**Exercise details**: Copy every line in the records below that contains the word "this".

-------------------------

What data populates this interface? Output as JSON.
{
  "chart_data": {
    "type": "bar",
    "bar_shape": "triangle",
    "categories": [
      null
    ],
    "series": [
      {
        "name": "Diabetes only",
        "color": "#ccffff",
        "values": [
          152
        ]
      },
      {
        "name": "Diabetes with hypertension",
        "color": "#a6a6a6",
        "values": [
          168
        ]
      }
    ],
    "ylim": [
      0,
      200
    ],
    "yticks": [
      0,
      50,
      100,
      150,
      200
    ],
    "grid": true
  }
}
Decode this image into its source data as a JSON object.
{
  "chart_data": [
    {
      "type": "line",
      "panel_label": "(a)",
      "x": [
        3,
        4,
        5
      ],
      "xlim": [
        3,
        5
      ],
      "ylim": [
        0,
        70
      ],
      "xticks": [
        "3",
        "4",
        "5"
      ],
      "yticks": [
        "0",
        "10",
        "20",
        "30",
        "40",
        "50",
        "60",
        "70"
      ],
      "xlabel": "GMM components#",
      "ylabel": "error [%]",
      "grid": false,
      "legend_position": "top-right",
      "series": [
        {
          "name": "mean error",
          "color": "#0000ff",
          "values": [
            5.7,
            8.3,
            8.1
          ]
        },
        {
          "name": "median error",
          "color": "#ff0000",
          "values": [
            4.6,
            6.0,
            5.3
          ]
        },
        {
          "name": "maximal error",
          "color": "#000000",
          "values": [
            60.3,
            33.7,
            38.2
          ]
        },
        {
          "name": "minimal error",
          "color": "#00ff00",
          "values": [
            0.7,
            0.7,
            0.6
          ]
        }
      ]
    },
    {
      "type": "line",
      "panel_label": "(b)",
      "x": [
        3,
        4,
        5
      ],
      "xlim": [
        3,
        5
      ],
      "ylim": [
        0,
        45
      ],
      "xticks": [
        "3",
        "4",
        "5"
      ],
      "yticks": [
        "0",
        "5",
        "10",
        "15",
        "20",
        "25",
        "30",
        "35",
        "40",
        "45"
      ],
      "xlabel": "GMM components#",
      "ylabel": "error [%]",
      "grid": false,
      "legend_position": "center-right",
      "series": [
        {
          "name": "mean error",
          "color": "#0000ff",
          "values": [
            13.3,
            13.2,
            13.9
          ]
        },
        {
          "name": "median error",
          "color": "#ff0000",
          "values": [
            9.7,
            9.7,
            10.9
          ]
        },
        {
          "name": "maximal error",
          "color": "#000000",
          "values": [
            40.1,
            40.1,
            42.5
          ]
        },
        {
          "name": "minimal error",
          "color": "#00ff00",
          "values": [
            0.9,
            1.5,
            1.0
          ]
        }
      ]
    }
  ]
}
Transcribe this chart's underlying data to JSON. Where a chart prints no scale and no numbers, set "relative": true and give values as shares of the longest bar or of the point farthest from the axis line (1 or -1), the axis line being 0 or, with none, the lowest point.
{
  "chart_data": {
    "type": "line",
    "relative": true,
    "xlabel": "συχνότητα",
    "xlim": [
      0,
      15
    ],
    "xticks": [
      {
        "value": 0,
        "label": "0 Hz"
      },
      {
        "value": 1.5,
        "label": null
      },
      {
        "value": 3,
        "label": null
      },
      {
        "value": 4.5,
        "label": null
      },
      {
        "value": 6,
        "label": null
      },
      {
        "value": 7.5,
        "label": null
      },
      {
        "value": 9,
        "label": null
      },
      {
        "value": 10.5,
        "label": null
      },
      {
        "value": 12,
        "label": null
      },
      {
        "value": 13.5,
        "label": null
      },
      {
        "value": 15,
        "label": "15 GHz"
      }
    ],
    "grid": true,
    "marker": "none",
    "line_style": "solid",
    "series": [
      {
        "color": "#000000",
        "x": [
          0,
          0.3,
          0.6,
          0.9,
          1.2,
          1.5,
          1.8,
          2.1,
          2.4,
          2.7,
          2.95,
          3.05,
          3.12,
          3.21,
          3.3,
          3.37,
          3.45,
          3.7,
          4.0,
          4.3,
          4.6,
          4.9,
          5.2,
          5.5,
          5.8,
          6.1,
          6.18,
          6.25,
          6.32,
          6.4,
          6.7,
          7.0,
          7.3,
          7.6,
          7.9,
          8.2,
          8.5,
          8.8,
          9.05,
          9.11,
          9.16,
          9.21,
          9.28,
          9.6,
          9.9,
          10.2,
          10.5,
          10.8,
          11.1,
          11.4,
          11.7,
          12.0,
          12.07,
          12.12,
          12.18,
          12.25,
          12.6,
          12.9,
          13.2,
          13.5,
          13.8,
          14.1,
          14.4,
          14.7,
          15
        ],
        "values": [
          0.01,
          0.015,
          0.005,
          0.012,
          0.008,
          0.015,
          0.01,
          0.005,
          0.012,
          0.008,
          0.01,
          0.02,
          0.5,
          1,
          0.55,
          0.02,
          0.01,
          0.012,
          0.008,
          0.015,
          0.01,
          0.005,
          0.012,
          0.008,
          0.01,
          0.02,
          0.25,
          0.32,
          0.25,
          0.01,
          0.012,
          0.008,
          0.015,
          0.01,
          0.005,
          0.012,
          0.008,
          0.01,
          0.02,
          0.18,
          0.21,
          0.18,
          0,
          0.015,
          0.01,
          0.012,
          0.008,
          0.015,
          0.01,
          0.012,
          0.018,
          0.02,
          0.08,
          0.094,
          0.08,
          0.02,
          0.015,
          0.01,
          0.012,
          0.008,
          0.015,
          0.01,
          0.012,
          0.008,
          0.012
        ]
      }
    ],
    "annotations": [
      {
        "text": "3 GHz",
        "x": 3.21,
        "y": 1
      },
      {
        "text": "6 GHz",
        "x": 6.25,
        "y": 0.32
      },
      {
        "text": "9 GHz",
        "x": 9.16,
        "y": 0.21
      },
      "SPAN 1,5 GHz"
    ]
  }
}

-------------------------

**Correct result**:
What data populates this interface? Output as JSON.
Decode this image into its source data as a JSON object.
Transcribe this chart's underlying data to JSON. Where a chart prints no scale and no numbers, set "relative": true and give values as shares of the longest bar or of the point farthest from the axis line (1 or -1), the axis line being 0 or, with none, the lowest point.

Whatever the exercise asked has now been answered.